■ Work request
Filter this material down to the lines that hold "Mississippi", copying each one.

····················

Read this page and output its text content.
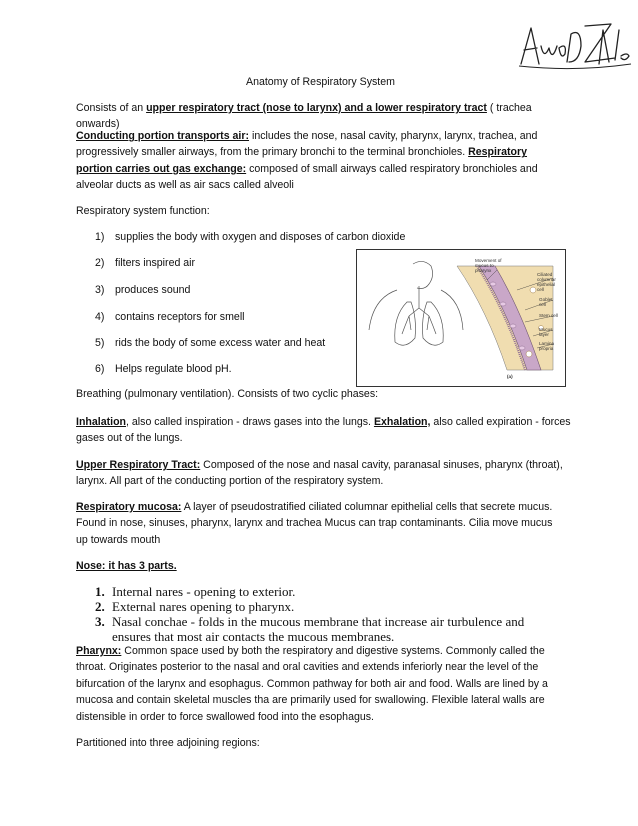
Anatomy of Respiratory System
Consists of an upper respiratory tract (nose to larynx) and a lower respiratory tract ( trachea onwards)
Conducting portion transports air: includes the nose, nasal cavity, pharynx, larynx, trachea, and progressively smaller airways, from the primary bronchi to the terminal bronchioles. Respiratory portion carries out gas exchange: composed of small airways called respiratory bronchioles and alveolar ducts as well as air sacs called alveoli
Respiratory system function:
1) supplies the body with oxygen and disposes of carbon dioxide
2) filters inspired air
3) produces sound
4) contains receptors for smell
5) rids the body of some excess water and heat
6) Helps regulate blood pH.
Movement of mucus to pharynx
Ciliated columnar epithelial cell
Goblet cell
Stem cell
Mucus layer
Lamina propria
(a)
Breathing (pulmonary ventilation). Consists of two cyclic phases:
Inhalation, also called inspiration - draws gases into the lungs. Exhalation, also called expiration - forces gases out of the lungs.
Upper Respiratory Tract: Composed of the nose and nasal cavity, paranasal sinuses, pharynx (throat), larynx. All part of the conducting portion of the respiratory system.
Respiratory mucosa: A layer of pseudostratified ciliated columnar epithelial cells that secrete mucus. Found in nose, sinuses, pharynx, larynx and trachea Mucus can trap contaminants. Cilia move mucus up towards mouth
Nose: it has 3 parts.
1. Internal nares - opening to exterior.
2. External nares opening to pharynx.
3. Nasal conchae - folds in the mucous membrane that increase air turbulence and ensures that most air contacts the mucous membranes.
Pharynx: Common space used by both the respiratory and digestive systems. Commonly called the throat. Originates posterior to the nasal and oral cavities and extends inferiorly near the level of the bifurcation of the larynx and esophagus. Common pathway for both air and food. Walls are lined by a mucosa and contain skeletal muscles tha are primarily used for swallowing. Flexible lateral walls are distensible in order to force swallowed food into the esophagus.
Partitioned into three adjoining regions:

····················

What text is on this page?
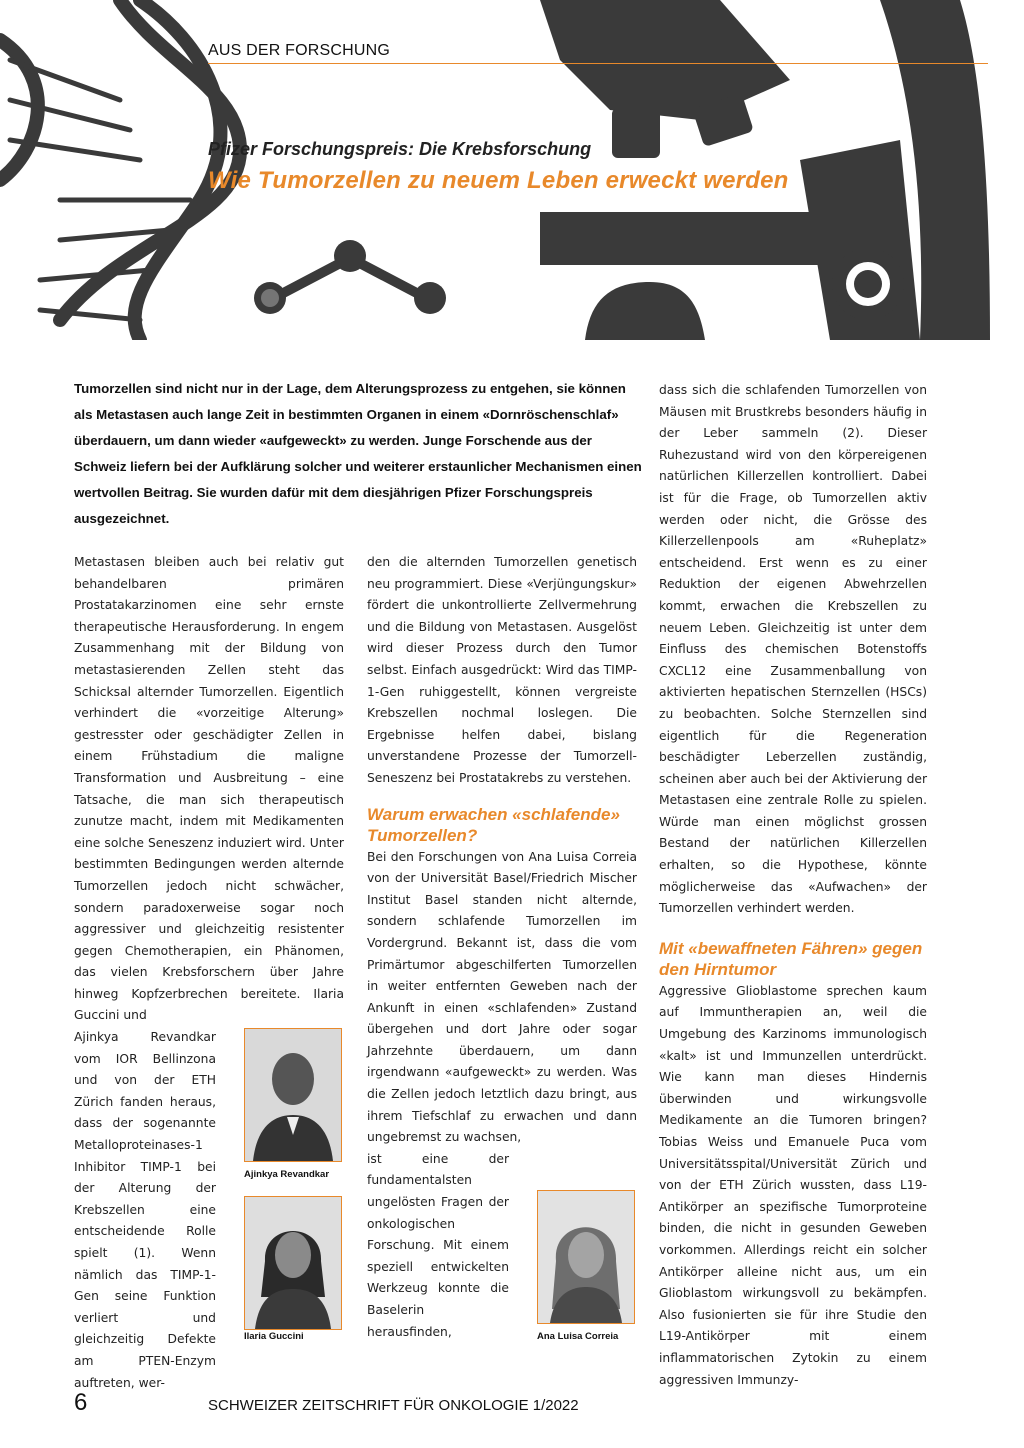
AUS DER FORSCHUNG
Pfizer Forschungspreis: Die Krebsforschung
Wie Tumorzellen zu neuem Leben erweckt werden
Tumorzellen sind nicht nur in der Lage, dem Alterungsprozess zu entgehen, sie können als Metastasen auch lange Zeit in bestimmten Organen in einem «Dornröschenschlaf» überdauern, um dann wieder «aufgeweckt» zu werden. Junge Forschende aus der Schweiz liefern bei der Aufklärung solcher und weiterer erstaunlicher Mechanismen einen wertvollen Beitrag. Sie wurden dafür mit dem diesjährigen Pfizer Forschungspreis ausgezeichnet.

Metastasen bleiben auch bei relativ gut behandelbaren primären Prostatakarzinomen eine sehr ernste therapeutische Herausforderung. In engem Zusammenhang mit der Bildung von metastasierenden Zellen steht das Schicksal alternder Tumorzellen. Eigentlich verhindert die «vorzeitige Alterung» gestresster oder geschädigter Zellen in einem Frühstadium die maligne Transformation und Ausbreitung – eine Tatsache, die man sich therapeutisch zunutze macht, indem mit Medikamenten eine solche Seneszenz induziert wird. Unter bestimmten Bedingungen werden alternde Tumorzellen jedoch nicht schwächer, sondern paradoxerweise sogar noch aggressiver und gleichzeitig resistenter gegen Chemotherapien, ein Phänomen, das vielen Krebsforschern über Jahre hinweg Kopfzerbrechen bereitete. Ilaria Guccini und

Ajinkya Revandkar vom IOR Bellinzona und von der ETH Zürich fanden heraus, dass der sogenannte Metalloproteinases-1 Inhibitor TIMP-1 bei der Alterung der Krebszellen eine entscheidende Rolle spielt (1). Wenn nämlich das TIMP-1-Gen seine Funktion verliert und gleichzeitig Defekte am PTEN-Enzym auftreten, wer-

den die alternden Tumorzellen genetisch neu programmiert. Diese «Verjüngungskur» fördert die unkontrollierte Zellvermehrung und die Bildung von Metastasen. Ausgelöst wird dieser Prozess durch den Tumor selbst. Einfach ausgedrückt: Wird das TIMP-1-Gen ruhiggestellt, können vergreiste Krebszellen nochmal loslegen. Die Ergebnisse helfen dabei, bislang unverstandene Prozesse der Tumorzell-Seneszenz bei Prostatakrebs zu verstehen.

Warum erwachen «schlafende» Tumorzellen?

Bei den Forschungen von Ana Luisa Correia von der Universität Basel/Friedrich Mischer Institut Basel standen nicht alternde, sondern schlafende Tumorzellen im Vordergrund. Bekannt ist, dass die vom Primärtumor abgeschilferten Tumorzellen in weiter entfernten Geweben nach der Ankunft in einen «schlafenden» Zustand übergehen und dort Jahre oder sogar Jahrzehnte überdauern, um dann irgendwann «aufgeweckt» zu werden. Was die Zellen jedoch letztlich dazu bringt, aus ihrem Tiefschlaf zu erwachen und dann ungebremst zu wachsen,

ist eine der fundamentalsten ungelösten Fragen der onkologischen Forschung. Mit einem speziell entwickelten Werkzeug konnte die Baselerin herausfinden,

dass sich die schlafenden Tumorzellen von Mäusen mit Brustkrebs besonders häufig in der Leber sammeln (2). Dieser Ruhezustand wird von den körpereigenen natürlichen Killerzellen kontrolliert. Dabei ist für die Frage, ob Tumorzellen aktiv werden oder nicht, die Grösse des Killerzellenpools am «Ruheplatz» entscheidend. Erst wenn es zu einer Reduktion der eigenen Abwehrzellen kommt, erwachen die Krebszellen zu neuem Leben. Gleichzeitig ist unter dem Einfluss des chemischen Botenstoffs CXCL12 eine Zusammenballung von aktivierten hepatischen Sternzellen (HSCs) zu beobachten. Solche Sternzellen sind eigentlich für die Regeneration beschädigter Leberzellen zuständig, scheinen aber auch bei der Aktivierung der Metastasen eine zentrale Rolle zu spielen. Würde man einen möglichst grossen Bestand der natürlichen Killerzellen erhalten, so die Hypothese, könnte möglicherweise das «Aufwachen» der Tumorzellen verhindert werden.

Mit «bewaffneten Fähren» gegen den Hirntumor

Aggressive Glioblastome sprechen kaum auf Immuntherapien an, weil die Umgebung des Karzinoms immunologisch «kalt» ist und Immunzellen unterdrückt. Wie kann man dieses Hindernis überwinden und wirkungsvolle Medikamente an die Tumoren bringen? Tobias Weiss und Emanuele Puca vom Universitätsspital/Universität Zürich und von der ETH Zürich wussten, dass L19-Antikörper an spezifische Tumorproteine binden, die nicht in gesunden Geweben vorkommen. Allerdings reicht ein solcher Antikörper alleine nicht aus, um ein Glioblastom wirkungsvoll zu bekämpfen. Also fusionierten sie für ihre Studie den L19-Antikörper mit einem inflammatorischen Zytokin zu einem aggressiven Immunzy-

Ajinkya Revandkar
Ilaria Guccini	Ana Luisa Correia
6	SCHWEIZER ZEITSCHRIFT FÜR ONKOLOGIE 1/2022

····················

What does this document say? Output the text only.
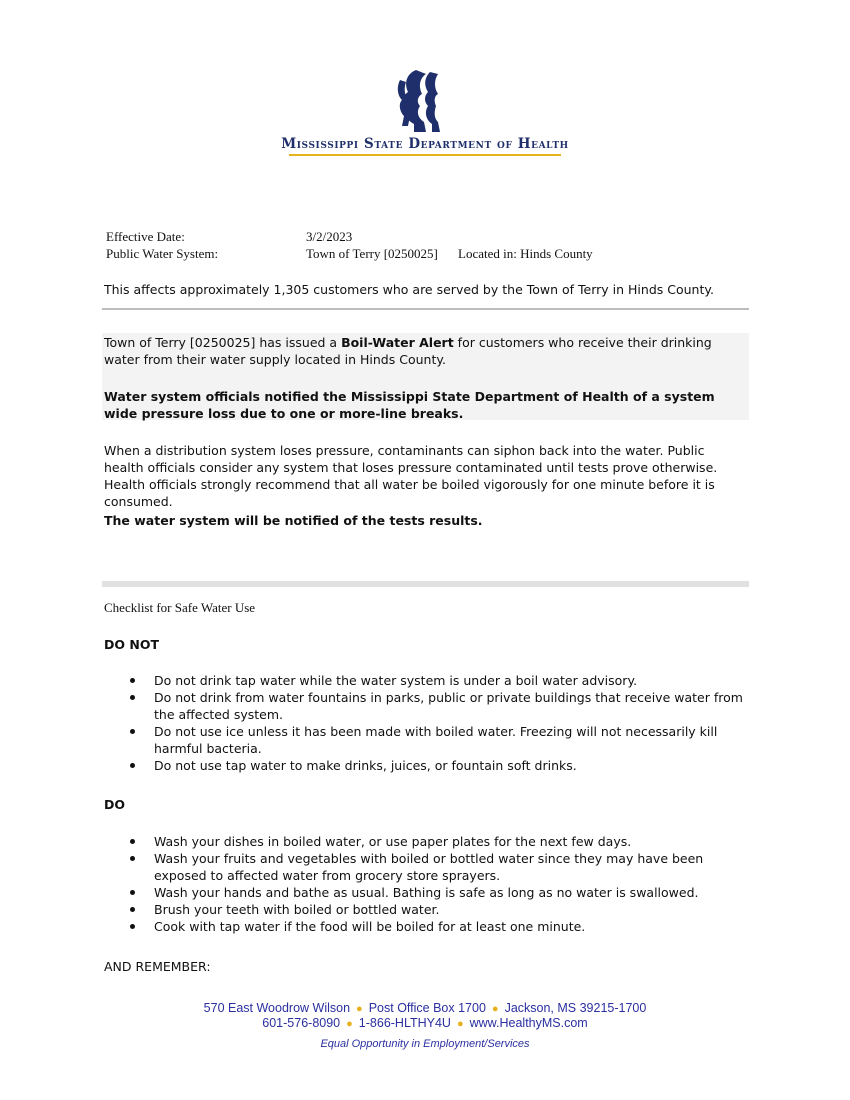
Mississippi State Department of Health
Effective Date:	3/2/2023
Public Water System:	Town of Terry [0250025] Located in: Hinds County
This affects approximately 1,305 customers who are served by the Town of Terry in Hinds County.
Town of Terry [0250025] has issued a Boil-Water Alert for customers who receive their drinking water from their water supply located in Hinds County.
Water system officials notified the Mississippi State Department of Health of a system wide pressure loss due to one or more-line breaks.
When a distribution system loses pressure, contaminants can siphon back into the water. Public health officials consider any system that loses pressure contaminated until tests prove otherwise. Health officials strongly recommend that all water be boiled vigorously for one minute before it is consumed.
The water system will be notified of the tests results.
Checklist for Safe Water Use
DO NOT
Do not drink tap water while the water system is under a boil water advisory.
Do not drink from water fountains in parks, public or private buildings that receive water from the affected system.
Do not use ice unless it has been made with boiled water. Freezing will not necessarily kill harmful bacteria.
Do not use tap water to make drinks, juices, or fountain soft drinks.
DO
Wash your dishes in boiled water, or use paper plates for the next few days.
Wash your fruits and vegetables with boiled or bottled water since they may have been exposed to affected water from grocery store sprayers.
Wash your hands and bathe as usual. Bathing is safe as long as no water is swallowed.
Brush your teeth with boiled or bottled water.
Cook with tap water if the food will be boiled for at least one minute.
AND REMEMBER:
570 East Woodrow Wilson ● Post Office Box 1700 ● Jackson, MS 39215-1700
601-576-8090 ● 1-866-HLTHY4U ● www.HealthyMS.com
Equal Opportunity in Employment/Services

····················

■ Response box
Mississippi State Department of Health
Water system officials notified the Mississippi State Department of Health of a system wide pressure loss due to one or more-line breaks.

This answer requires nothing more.